Set problem → From the line with "channel-brand-title: HOW TO" to the line with "back-button[interactable]: ‹ bbox=[110, 10, 113, 21]", rewrite the records with "timeline-mark" substituted for every "ruler-mark" and all else left unchanged.

Image layout annotations
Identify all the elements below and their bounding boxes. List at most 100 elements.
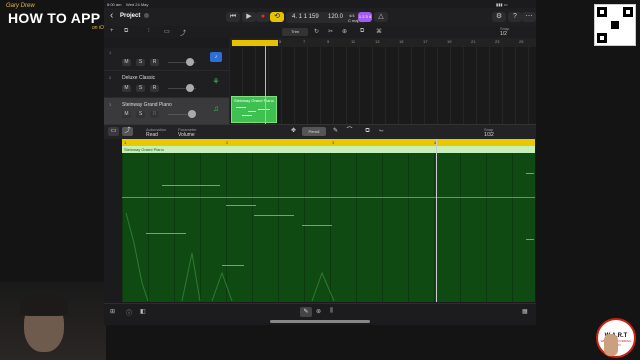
channel-brand-title: HOW TO APP bbox=[8, 10, 101, 26]
guitar-icon: ♪ bbox=[210, 52, 222, 62]
ruler-mark: 25 bbox=[519, 39, 524, 44]
editor-ruler[interactable]: 1 2 3 4 bbox=[122, 139, 535, 146]
qr-code bbox=[594, 4, 636, 46]
split-tool-icon[interactable]: ✂ bbox=[328, 28, 333, 35]
solo-button[interactable]: S bbox=[136, 111, 145, 118]
ruler-mark: 15 bbox=[399, 39, 404, 44]
ruler-mark: 21 bbox=[471, 39, 476, 44]
organ-icon: ⚘ bbox=[212, 77, 220, 86]
presenter-hair bbox=[20, 294, 68, 316]
add-track-icon[interactable]: + bbox=[110, 28, 114, 34]
track-name: Deluxe Classic bbox=[122, 75, 156, 81]
back-button[interactable]: ‹ bbox=[110, 10, 113, 21]
track-number: 1 bbox=[109, 50, 112, 55]
control-bar: ‹ Project ⏮ ▶ ● ⟲ 4. 1 1 159 120.0 4/4 C… bbox=[104, 8, 536, 26]
glue-tool-icon[interactable]: ⊕ bbox=[342, 28, 347, 35]
solo-button[interactable]: S bbox=[136, 85, 145, 92]
copy-icon[interactable]: ⧉ bbox=[360, 28, 364, 35]
lcd-position: 4. 1 1 159 bbox=[292, 14, 319, 20]
editor-ruler-mark: 2 bbox=[226, 140, 229, 145]
automation-value[interactable]: Read bbox=[146, 132, 158, 138]
track-row[interactable]: 1 M S R ♪ bbox=[104, 48, 229, 71]
trim-tool-button[interactable]: Trim bbox=[282, 28, 308, 36]
editor-region-header[interactable]: Steinway Grand Piano bbox=[122, 146, 535, 153]
mute-button[interactable]: M bbox=[122, 85, 131, 92]
editor-view-icon[interactable]: ▭ bbox=[108, 127, 119, 136]
automation-icon[interactable]: ⤴ bbox=[180, 28, 186, 37]
more-icon[interactable]: ⋯ bbox=[522, 12, 536, 22]
snap-value[interactable]: 1/2 bbox=[500, 31, 507, 37]
ipad-screen: 8:00 am Wed 24 May ▮▮▮ ▭ ‹ Project ⏮ ▶ ●… bbox=[104, 0, 536, 325]
editor-snap-value[interactable]: 1/32 bbox=[484, 132, 494, 138]
lcd-display[interactable]: 4. 1 1 159 120.0 4/4 C maj bbox=[286, 12, 366, 23]
project-title[interactable]: Project bbox=[120, 13, 140, 19]
mixer-icon[interactable]: ⫶ bbox=[148, 28, 150, 35]
settings-icon[interactable]: ⚙ bbox=[492, 12, 506, 22]
volume-knob[interactable] bbox=[188, 110, 196, 118]
pencil-tool-button[interactable]: Pencil bbox=[302, 127, 326, 136]
library-icon[interactable]: ⊞ bbox=[110, 308, 115, 315]
automation-mode-icon[interactable]: ⤴ bbox=[122, 127, 133, 136]
record-enable-button[interactable]: R bbox=[150, 85, 159, 92]
track-row-selected[interactable]: 3 Steinway Grand Piano M S R ♫ bbox=[104, 98, 229, 125]
loop-tool-icon[interactable]: ↻ bbox=[314, 28, 319, 35]
select-tool-icon[interactable]: ⌙ bbox=[376, 127, 387, 136]
editor-playhead[interactable] bbox=[436, 139, 437, 302]
pencil-icon[interactable]: ✎ bbox=[300, 307, 312, 317]
editor-ruler-mark: 1 bbox=[124, 140, 127, 145]
track-row[interactable]: 2 Deluxe Classic M S R ⚘ bbox=[104, 71, 229, 98]
automation-curve bbox=[125, 213, 335, 302]
track-view-icon[interactable]: ⧉ bbox=[124, 28, 128, 35]
volume-knob[interactable] bbox=[186, 58, 194, 66]
ruler-mark: 19 bbox=[447, 39, 452, 44]
copy-icon[interactable]: ⧉ bbox=[362, 127, 373, 136]
browser-icon[interactable]: ▭ bbox=[164, 28, 170, 35]
ruler-mark: 5 bbox=[279, 39, 282, 44]
cycle-region[interactable] bbox=[232, 40, 278, 46]
metronome-icon[interactable]: △ bbox=[374, 12, 388, 22]
mute-button[interactable]: M bbox=[122, 111, 131, 118]
midi-region[interactable]: Steinway Grand Piano bbox=[231, 96, 277, 123]
parameter-value[interactable]: Volume bbox=[178, 132, 195, 138]
record-enable-button[interactable]: R bbox=[150, 111, 159, 118]
keyboard-icon[interactable]: ▦ bbox=[522, 308, 528, 315]
record-button[interactable]: ● bbox=[256, 12, 270, 22]
solo-button[interactable]: S bbox=[136, 59, 145, 66]
volume-knob[interactable] bbox=[186, 84, 194, 92]
ruler-mark: 17 bbox=[423, 39, 428, 44]
smart-controls-icon[interactable]: ◧ bbox=[140, 308, 146, 315]
automation-lane[interactable] bbox=[122, 153, 535, 302]
tracks-toolbar: + ⧉ ⫶ ▭ ⤴ Trim ↻ ✂ ⊕ ⧉ ⌘ Snap 1/2 bbox=[104, 26, 536, 38]
ruler-mark: 7 bbox=[303, 39, 306, 44]
help-icon[interactable]: ? bbox=[508, 12, 522, 22]
webcam-feed bbox=[0, 282, 106, 360]
ruler-mark: 11 bbox=[351, 39, 356, 44]
playhead[interactable] bbox=[265, 44, 266, 124]
piano-roll-editor[interactable]: 1 2 3 4 Steinway Grand Piano bbox=[122, 139, 535, 302]
lcd-key: C maj bbox=[348, 18, 359, 23]
play-button[interactable]: ▶ bbox=[242, 12, 256, 22]
ruler-mark: 23 bbox=[495, 39, 500, 44]
cycle-button[interactable]: ⟲ bbox=[270, 12, 284, 22]
loop-browser-icon[interactable]: ⊗ bbox=[316, 308, 321, 315]
project-info-icon[interactable] bbox=[144, 13, 149, 18]
pointer-tool-icon[interactable]: ✥ bbox=[288, 127, 299, 136]
brush-icon[interactable]: ✎ bbox=[330, 127, 341, 136]
track-number: 2 bbox=[109, 75, 112, 80]
count-in-button[interactable]: 1 2 3 4 bbox=[358, 12, 372, 22]
ruler-mark: 13 bbox=[375, 39, 380, 44]
track-name: Steinway Grand Piano bbox=[122, 102, 172, 108]
region-label: Steinway Grand Piano bbox=[234, 98, 274, 103]
record-enable-button[interactable]: R bbox=[150, 59, 159, 66]
ruler-mark: 9 bbox=[327, 39, 330, 44]
thumbs-up-icon bbox=[604, 334, 618, 356]
mixer-faders-icon[interactable]: ⫼ bbox=[330, 308, 333, 315]
rewind-button[interactable]: ⏮ bbox=[226, 12, 240, 22]
info-icon[interactable]: ⓘ bbox=[126, 308, 132, 317]
lcd-tempo: 120.0 bbox=[328, 14, 344, 20]
edit-icon[interactable]: ⌘ bbox=[376, 28, 382, 35]
bottom-toolbar: ⊞ ⓘ ◧ ✎ ⊗ ⫼ ▦ bbox=[104, 303, 536, 321]
channel-brand-small: Gary Drew bbox=[6, 3, 35, 9]
mute-button[interactable]: M bbox=[122, 59, 131, 66]
curve-tool-icon[interactable]: ⌒ bbox=[344, 127, 355, 136]
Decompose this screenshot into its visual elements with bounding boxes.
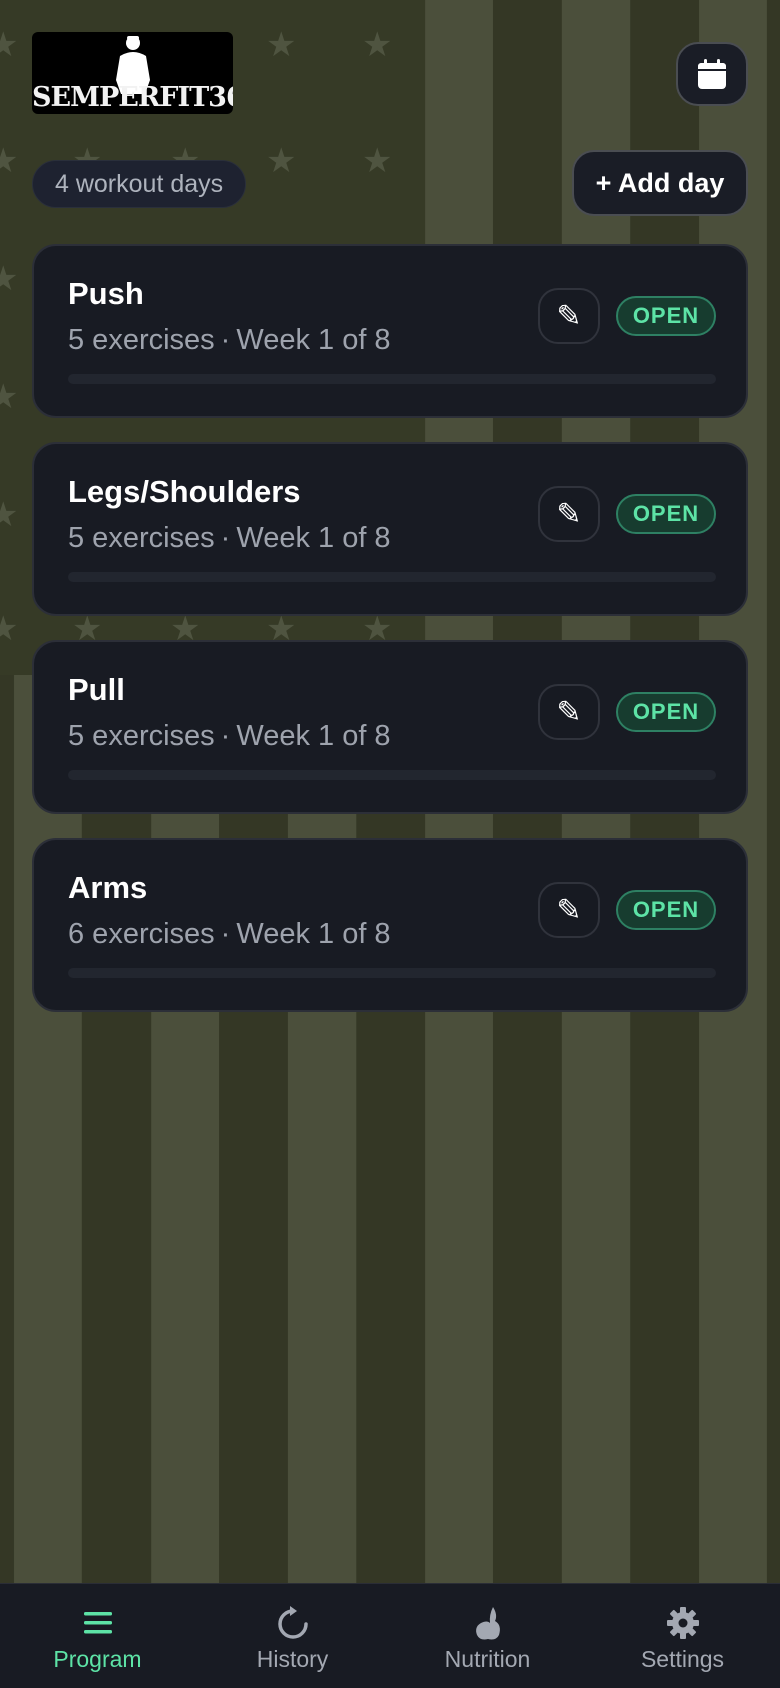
workout-day-list: Push 5 exercises · Week 1 of 8 ✎ OPEN Legs…: [32, 244, 748, 1036]
exercise-count: 5 exercises: [68, 522, 215, 554]
add-day-button[interactable]: + Add day: [572, 150, 748, 216]
star-icon: ★: [0, 378, 19, 416]
nav-label: History: [256, 1646, 329, 1672]
calendar-icon: [698, 59, 726, 89]
day-progress-bar: [68, 374, 716, 384]
day-summary: 6 exercises · Week 1 of 8: [68, 918, 391, 951]
separator: ·: [220, 324, 231, 356]
week-progress-text: Week 1 of 8: [236, 918, 391, 950]
workout-day-card[interactable]: Push 5 exercises · Week 1 of 8 ✎ OPEN: [32, 244, 748, 418]
day-summary: 5 exercises · Week 1 of 8: [68, 324, 391, 357]
day-progress-bar: [68, 770, 716, 780]
nav-label: Program: [53, 1646, 142, 1672]
pencil-icon: ✎: [556, 695, 582, 729]
gear-icon: [666, 1604, 700, 1642]
workout-day-card[interactable]: Arms 6 exercises · Week 1 of 8 ✎ OPEN: [32, 838, 748, 1012]
bottom-nav: Program History Nutrition Settings: [0, 1583, 780, 1688]
edit-day-button[interactable]: ✎: [538, 684, 600, 740]
star-icon: ★: [0, 496, 19, 534]
open-day-button[interactable]: OPEN: [616, 494, 716, 534]
app-root: ★ ★ ★ ★ ★ ★ ★ ★ ★ ★ ★ ★ ★ ★ ★ ★ SEMPERFI…: [0, 0, 780, 1688]
day-summary: 5 exercises · Week 1 of 8: [68, 522, 391, 555]
nav-item-program[interactable]: Program: [0, 1584, 195, 1688]
workout-days-count: 4 workout days: [32, 160, 247, 208]
workout-day-card[interactable]: Pull 5 exercises · Week 1 of 8 ✎ OPEN: [32, 640, 748, 814]
edit-day-button[interactable]: ✎: [538, 882, 600, 938]
pencil-icon: ✎: [556, 497, 582, 531]
open-day-button[interactable]: OPEN: [616, 296, 716, 336]
nav-label: Nutrition: [444, 1646, 531, 1672]
star-icon: ★: [266, 142, 297, 180]
calendar-button[interactable]: [676, 42, 748, 106]
list-icon: [83, 1604, 113, 1642]
edit-day-button[interactable]: ✎: [538, 486, 600, 542]
history-icon: [276, 1604, 310, 1642]
week-progress-text: Week 1 of 8: [236, 720, 391, 752]
day-summary: 5 exercises · Week 1 of 8: [68, 720, 391, 753]
nutrition-icon: [473, 1604, 503, 1642]
nav-item-settings[interactable]: Settings: [585, 1584, 780, 1688]
star-icon: ★: [362, 26, 393, 64]
star-icon: ★: [362, 142, 393, 180]
day-progress-bar: [68, 572, 716, 582]
exercise-count: 5 exercises: [68, 720, 215, 752]
star-icon: ★: [0, 142, 19, 180]
star-icon: ★: [0, 26, 19, 64]
nav-item-history[interactable]: History: [195, 1584, 390, 1688]
logo-text: SEMPERFIT365: [32, 82, 233, 113]
workout-day-card[interactable]: Legs/Shoulders 5 exercises · Week 1 of 8 ✎…: [32, 442, 748, 616]
separator: ·: [220, 918, 231, 950]
open-day-button[interactable]: OPEN: [616, 890, 716, 930]
nav-label: Settings: [640, 1646, 725, 1672]
nav-item-nutrition[interactable]: Nutrition: [390, 1584, 585, 1688]
day-title: Pull: [68, 672, 125, 707]
separator: ·: [220, 522, 231, 554]
separator: ·: [220, 720, 231, 752]
day-progress-bar: [68, 968, 716, 978]
edit-day-button[interactable]: ✎: [538, 288, 600, 344]
open-day-button[interactable]: OPEN: [616, 692, 716, 732]
day-title: Arms: [68, 870, 148, 905]
week-progress-text: Week 1 of 8: [236, 324, 391, 356]
day-title: Legs/Shoulders: [68, 474, 301, 509]
pencil-icon: ✎: [556, 893, 582, 927]
star-icon: ★: [0, 610, 19, 648]
pencil-icon: ✎: [556, 299, 582, 333]
exercise-count: 6 exercises: [68, 918, 215, 950]
week-progress-text: Week 1 of 8: [236, 522, 391, 554]
star-icon: ★: [266, 26, 297, 64]
exercise-count: 5 exercises: [68, 324, 215, 356]
star-icon: ★: [0, 260, 19, 298]
app-logo: SEMPERFIT365: [32, 32, 233, 114]
day-title: Push: [68, 276, 144, 311]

Result →
channel-brand-title: HOW TO APP bbox=[8, 10, 101, 26]
guitar-icon: ♪ bbox=[210, 52, 222, 62]
timeline-mark: 25 bbox=[519, 39, 524, 44]
editor-ruler[interactable]: 1 2 3 4 bbox=[122, 139, 535, 146]
qr-code bbox=[594, 4, 636, 46]
split-tool-icon[interactable]: ✂ bbox=[328, 28, 333, 35]
solo-button[interactable]: S bbox=[136, 111, 145, 118]
timeline-mark: 15 bbox=[399, 39, 404, 44]
timeline-mark: 21 bbox=[471, 39, 476, 44]
organ-icon: ⚘ bbox=[212, 77, 220, 86]
presenter-hair bbox=[20, 294, 68, 316]
add-track-icon[interactable]: + bbox=[110, 28, 114, 34]
track-name: Deluxe Classic bbox=[122, 75, 156, 81]
back-button[interactable]: ‹ bbox=[110, 10, 113, 21]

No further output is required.